§ What you need to do:
Filter the entries below, keeping only lines with the word "东数西算".
══ Records to use
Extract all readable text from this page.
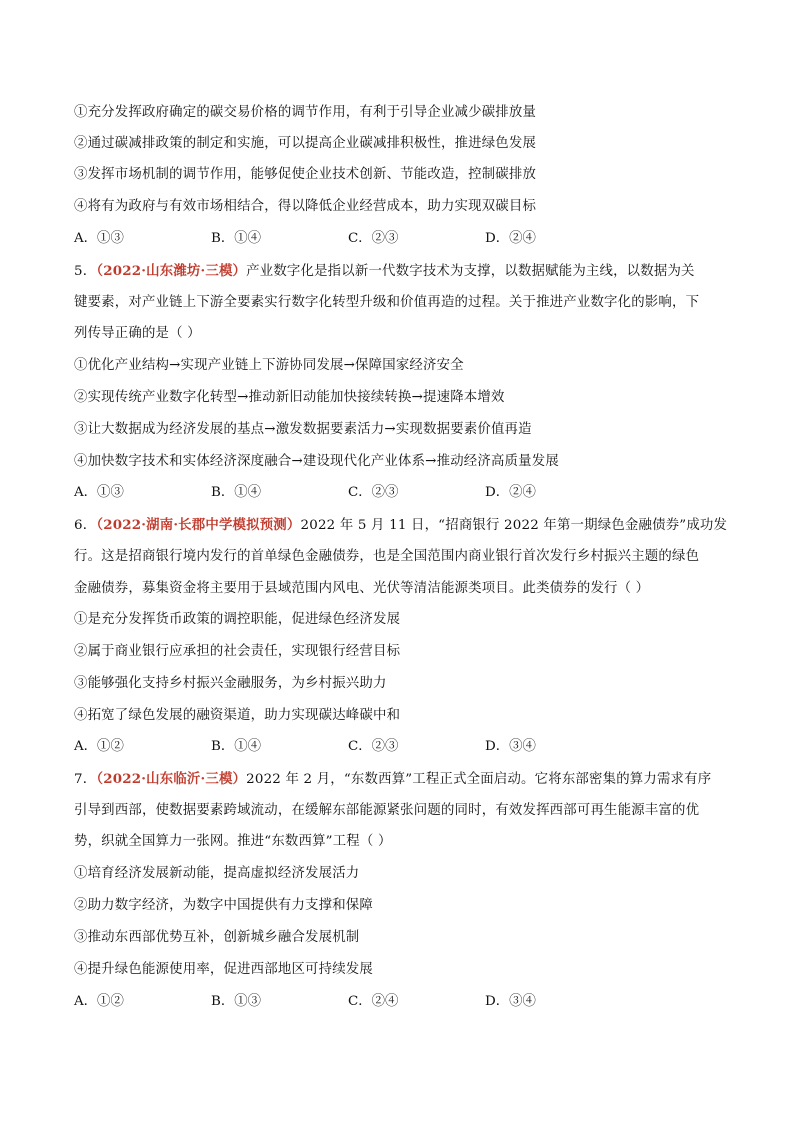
①充分发挥政府确定的碳交易价格的调节作用，有利于引导企业减少碳排放量
②通过碳减排政策的制定和实施，可以提高企业碳减排积极性，推进绿色发展
③发挥市场机制的调节作用，能够促使企业技术创新、节能改造，控制碳排放
④将有为政府与有效市场相结合，得以降低企业经营成本，助力实现双碳目标
A．①③	B．①④	C．②③	D．②④
5．（2022·山东潍坊·三模）产业数字化是指以新一代数字技术为支撑，以数据赋能为主线，以数据为关
键要素，对产业链上下游全要素实行数字化转型升级和价值再造的过程。关于推进产业数字化的影响，下
列传导正确的是（ ）
①优化产业结构→实现产业链上下游协同发展→保障国家经济安全
②实现传统产业数字化转型→推动新旧动能加快接续转换→提速降本增效
③让大数据成为经济发展的基点→激发数据要素活力→实现数据要素价值再造
④加快数字技术和实体经济深度融合→建设现代化产业体系→推动经济高质量发展
A．①③	B．①④	C．②③	D．②④
6．（2022·湖南·长郡中学模拟预测）2022 年 5 月 11 日，“招商银行 2022 年第一期绿色金融债券”成功发
行。这是招商银行境内发行的首单绿色金融债券，也是全国范围内商业银行首次发行乡村振兴主题的绿色
金融债券，募集资金将主要用于县域范围内风电、光伏等清洁能源类项目。此类债券的发行（ ）
①是充分发挥货币政策的调控职能，促进绿色经济发展
②属于商业银行应承担的社会责任，实现银行经营目标
③能够强化支持乡村振兴金融服务，为乡村振兴助力
④拓宽了绿色发展的融资渠道，助力实现碳达峰碳中和
A．①②	B．①④	C．②③	D．③④
7．（2022·山东临沂·三模）2022 年 2 月，“东数西算”工程正式全面启动。它将东部密集的算力需求有序
引导到西部，使数据要素跨域流动，在缓解东部能源紧张问题的同时，有效发挥西部可再生能源丰富的优
势，织就全国算力一张网。推进“东数西算”工程（ ）
①培育经济发展新动能，提高虚拟经济发展活力
②助力数字经济，为数字中国提供有力支撑和保障
③推动东西部优势互补，创新城乡融合发展机制
④提升绿色能源使用率，促进西部地区可持续发展
A．①②	B．①③	C．②④	D．③④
════
§ Correct output:
7．（2022·山东临沂·三模）2022 年 2 月，“东数西算”工程正式全面启动。它将东部密集的算力需求有序
势，织就全国算力一张网。推进“东数西算”工程（ ）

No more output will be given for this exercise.